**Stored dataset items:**

=-=-=-=-=

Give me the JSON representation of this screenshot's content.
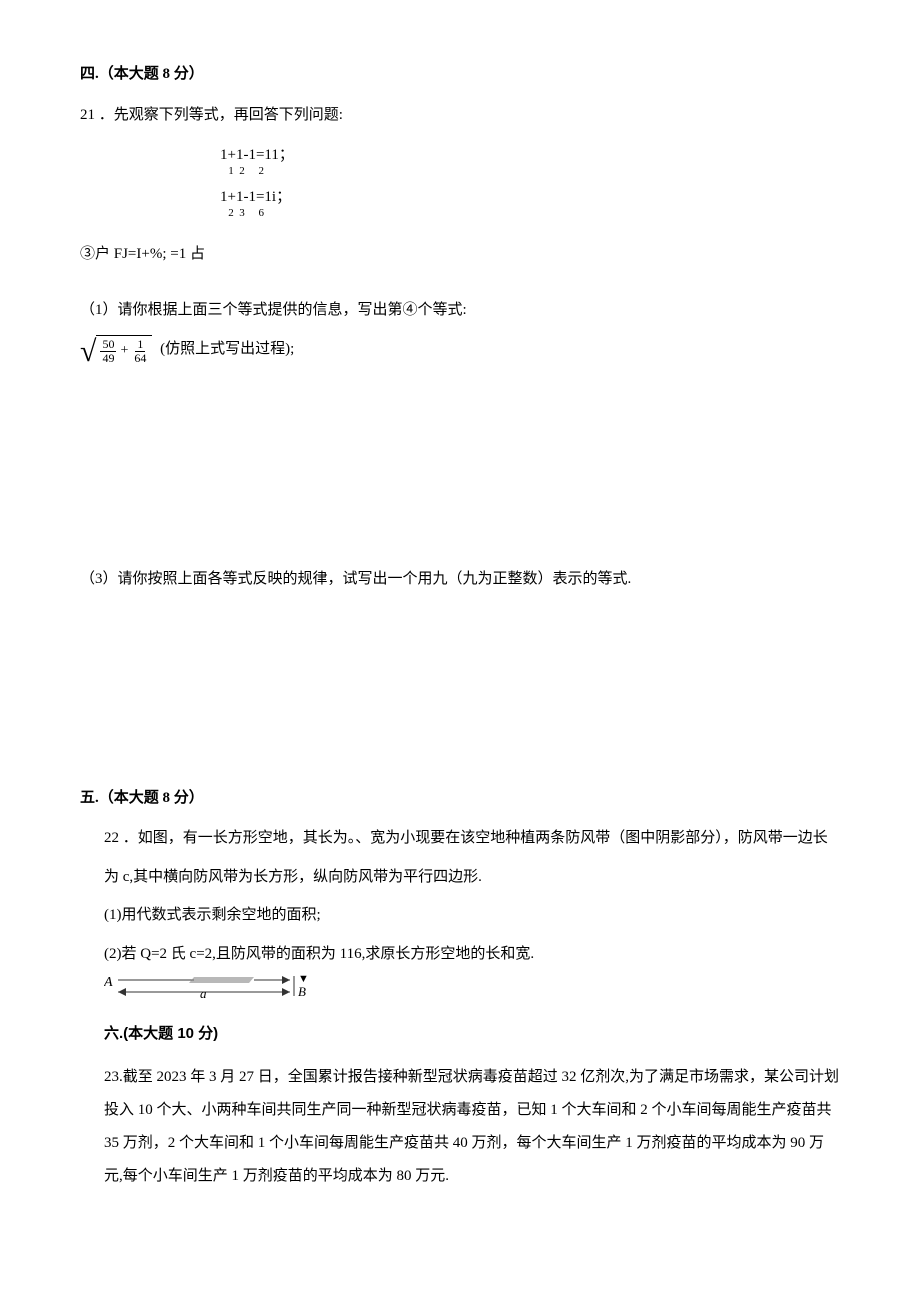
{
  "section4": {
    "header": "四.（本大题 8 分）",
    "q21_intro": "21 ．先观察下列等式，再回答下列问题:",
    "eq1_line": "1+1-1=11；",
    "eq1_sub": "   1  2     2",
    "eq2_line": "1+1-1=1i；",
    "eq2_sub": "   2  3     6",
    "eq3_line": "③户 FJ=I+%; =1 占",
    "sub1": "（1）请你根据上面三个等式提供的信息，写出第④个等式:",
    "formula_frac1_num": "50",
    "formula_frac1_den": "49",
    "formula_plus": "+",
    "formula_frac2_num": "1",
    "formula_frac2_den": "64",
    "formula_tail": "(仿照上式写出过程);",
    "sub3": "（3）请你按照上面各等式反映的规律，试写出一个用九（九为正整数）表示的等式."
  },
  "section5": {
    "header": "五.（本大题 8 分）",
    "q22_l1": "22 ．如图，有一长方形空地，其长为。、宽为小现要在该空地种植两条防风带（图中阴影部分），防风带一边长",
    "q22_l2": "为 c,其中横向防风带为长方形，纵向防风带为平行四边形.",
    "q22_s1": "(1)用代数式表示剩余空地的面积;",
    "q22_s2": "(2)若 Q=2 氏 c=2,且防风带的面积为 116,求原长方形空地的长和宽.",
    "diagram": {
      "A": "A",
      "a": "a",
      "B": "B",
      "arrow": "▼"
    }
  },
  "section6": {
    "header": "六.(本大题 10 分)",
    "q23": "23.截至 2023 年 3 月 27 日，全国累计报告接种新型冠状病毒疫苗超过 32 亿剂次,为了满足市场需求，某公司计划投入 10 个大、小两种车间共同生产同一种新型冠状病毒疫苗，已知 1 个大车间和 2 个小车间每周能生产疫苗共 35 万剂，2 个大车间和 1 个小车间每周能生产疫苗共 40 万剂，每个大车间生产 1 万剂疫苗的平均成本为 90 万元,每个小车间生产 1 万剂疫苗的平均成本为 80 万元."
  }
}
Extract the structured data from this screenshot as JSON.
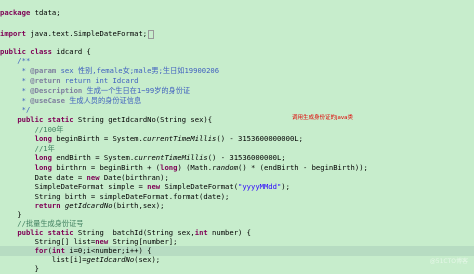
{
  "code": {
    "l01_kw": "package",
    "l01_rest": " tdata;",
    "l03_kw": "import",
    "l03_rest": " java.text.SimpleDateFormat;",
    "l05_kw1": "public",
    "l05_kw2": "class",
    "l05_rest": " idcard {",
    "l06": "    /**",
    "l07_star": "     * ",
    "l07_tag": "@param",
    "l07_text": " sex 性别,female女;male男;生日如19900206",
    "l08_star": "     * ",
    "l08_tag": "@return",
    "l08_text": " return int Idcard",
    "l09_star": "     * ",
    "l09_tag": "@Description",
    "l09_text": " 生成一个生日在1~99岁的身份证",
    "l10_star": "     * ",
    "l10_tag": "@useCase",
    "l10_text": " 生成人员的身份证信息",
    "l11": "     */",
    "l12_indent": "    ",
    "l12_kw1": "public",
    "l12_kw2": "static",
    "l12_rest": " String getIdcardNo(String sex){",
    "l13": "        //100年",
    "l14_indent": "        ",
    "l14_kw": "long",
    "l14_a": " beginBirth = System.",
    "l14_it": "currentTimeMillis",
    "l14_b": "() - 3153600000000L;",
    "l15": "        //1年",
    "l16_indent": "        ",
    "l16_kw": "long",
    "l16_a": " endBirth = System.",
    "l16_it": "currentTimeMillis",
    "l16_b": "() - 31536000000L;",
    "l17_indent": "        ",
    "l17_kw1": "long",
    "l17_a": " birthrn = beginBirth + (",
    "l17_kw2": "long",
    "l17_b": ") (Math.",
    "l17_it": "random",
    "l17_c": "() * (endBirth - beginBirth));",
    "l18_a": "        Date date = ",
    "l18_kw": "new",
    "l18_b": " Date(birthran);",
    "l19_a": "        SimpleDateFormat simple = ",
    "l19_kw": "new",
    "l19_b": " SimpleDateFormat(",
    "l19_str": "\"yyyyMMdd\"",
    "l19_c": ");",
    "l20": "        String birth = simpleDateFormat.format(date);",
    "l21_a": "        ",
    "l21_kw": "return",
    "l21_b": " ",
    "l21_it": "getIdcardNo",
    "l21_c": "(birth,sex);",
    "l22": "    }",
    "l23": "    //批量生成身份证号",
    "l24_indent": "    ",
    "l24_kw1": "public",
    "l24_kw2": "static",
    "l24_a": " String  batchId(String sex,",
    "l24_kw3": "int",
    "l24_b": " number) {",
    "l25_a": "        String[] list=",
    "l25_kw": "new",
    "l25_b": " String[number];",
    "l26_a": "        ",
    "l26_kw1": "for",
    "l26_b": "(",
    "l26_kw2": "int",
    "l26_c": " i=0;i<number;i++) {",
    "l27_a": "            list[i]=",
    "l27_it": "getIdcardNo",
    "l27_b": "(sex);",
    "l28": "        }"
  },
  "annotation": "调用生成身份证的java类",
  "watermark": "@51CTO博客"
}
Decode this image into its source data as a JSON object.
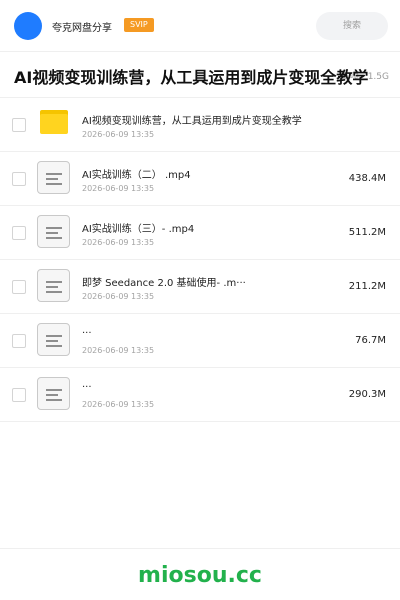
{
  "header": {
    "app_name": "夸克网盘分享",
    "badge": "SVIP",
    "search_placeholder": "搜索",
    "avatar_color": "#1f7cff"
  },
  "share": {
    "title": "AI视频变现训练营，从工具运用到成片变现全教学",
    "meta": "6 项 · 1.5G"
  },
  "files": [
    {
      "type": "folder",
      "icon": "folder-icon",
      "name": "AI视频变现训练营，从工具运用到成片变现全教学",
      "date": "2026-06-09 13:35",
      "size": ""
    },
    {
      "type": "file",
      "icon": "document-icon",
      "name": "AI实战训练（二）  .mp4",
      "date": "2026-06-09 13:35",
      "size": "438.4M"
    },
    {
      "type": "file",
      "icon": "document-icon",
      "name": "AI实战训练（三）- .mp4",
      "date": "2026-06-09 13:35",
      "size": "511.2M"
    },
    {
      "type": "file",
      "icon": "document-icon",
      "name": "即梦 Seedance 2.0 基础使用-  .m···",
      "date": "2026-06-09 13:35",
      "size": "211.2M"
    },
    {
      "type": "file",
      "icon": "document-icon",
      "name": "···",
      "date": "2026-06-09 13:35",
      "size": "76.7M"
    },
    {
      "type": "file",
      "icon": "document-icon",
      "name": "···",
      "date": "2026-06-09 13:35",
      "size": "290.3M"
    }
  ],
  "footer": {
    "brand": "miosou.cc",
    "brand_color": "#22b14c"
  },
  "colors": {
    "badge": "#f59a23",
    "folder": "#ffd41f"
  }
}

=-=-=-=-=

**WHAT THIS TASK INVOLVES:**
Write the entries above out in full, exactly, with no images.

**THE RESPONSE:**
Give me the JSON representation of this screenshot's content.
{
  "section4": {
    "header": "四.（本大题 8 分）",
    "q21_intro": "21 ．先观察下列等式，再回答下列问题:",
    "eq1_line": "1+1-1=11；",
    "eq1_sub": "   1  2     2",
    "eq2_line": "1+1-1=1i；",
    "eq2_sub": "   2  3     6",
    "eq3_line": "③户 FJ=I+%; =1 占",
    "sub1": "（1）请你根据上面三个等式提供的信息，写出第④个等式:",
    "formula_frac1_num": "50",
    "formula_frac1_den": "49",
    "formula_plus": "+",
    "formula_frac2_num": "1",
    "formula_frac2_den": "64",
    "formula_tail": "(仿照上式写出过程);",
    "sub3": "（3）请你按照上面各等式反映的规律，试写出一个用九（九为正整数）表示的等式."
  },
  "section5": {
    "header": "五.（本大题 8 分）",
    "q22_l1": "22 ．如图，有一长方形空地，其长为。、宽为小现要在该空地种植两条防风带（图中阴影部分），防风带一边长",
    "q22_l2": "为 c,其中横向防风带为长方形，纵向防风带为平行四边形.",
    "q22_s1": "(1)用代数式表示剩余空地的面积;",
    "q22_s2": "(2)若 Q=2 氏 c=2,且防风带的面积为 116,求原长方形空地的长和宽.",
    "diagram": {
      "A": "A",
      "a": "a",
      "B": "B",
      "arrow": "▼"
    }
  },
  "section6": {
    "header": "六.(本大题 10 分)",
    "q23": "23.截至 2023 年 3 月 27 日，全国累计报告接种新型冠状病毒疫苗超过 32 亿剂次,为了满足市场需求，某公司计划投入 10 个大、小两种车间共同生产同一种新型冠状病毒疫苗，已知 1 个大车间和 2 个小车间每周能生产疫苗共 35 万剂，2 个大车间和 1 个小车间每周能生产疫苗共 40 万剂，每个大车间生产 1 万剂疫苗的平均成本为 90 万元,每个小车间生产 1 万剂疫苗的平均成本为 80 万元."
  }
}
Extract the structured data from this screenshot as JSON.
{
  "code": {
    "l01_kw": "package",
    "l01_rest": " tdata;",
    "l03_kw": "import",
    "l03_rest": " java.text.SimpleDateFormat;",
    "l05_kw1": "public",
    "l05_kw2": "class",
    "l05_rest": " idcard {",
    "l06": "    /**",
    "l07_star": "     * ",
    "l07_tag": "@param",
    "l07_text": " sex 性别,female女;male男;生日如19900206",
    "l08_star": "     * ",
    "l08_tag": "@return",
    "l08_text": " return int Idcard",
    "l09_star": "     * ",
    "l09_tag": "@Description",
    "l09_text": " 生成一个生日在1~99岁的身份证",
    "l10_star": "     * ",
    "l10_tag": "@useCase",
    "l10_text": " 生成人员的身份证信息",
    "l11": "     */",
    "l12_indent": "    ",
    "l12_kw1": "public",
    "l12_kw2": "static",
    "l12_rest": " String getIdcardNo(String sex){",
    "l13": "        //100年",
    "l14_indent": "        ",
    "l14_kw": "long",
    "l14_a": " beginBirth = System.",
    "l14_it": "currentTimeMillis",
    "l14_b": "() - 3153600000000L;",
    "l15": "        //1年",
    "l16_indent": "        ",
    "l16_kw": "long",
    "l16_a": " endBirth = System.",
    "l16_it": "currentTimeMillis",
    "l16_b": "() - 31536000000L;",
    "l17_indent": "        ",
    "l17_kw1": "long",
    "l17_a": " birthrn = beginBirth + (",
    "l17_kw2": "long",
    "l17_b": ") (Math.",
    "l17_it": "random",
    "l17_c": "() * (endBirth - beginBirth));",
    "l18_a": "        Date date = ",
    "l18_kw": "new",
    "l18_b": " Date(birthran);",
    "l19_a": "        SimpleDateFormat simple = ",
    "l19_kw": "new",
    "l19_b": " SimpleDateFormat(",
    "l19_str": "\"yyyyMMdd\"",
    "l19_c": ");",
    "l20": "        String birth = simpleDateFormat.format(date);",
    "l21_a": "        ",
    "l21_kw": "return",
    "l21_b": " ",
    "l21_it": "getIdcardNo",
    "l21_c": "(birth,sex);",
    "l22": "    }",
    "l23": "    //批量生成身份证号",
    "l24_indent": "    ",
    "l24_kw1": "public",
    "l24_kw2": "static",
    "l24_a": " String  batchId(String sex,",
    "l24_kw3": "int",
    "l24_b": " number) {",
    "l25_a": "        String[] list=",
    "l25_kw": "new",
    "l25_b": " String[number];",
    "l26_a": "        ",
    "l26_kw1": "for",
    "l26_b": "(",
    "l26_kw2": "int",
    "l26_c": " i=0;i<number;i++) {",
    "l27_a": "            list[i]=",
    "l27_it": "getIdcardNo",
    "l27_b": "(sex);",
    "l28": "        }"
  },
  "annotation": "调用生成身份证的java类",
  "watermark": "@51CTO博客"
}
Decode this image into its source data as a JSON object.
{
  "header": {
    "app_name": "夸克网盘分享",
    "badge": "SVIP",
    "search_placeholder": "搜索",
    "avatar_color": "#1f7cff"
  },
  "share": {
    "title": "AI视频变现训练营，从工具运用到成片变现全教学",
    "meta": "6 项 · 1.5G"
  },
  "files": [
    {
      "type": "folder",
      "icon": "folder-icon",
      "name": "AI视频变现训练营，从工具运用到成片变现全教学",
      "date": "2026-06-09 13:35",
      "size": ""
    },
    {
      "type": "file",
      "icon": "document-icon",
      "name": "AI实战训练（二）  .mp4",
      "date": "2026-06-09 13:35",
      "size": "438.4M"
    },
    {
      "type": "file",
      "icon": "document-icon",
      "name": "AI实战训练（三）- .mp4",
      "date": "2026-06-09 13:35",
      "size": "511.2M"
    },
    {
      "type": "file",
      "icon": "document-icon",
      "name": "即梦 Seedance 2.0 基础使用-  .m···",
      "date": "2026-06-09 13:35",
      "size": "211.2M"
    },
    {
      "type": "file",
      "icon": "document-icon",
      "name": "···",
      "date": "2026-06-09 13:35",
      "size": "76.7M"
    },
    {
      "type": "file",
      "icon": "document-icon",
      "name": "···",
      "date": "2026-06-09 13:35",
      "size": "290.3M"
    }
  ],
  "footer": {
    "brand": "miosou.cc",
    "brand_color": "#22b14c"
  },
  "colors": {
    "badge": "#f59a23",
    "folder": "#ffd41f"
  }
}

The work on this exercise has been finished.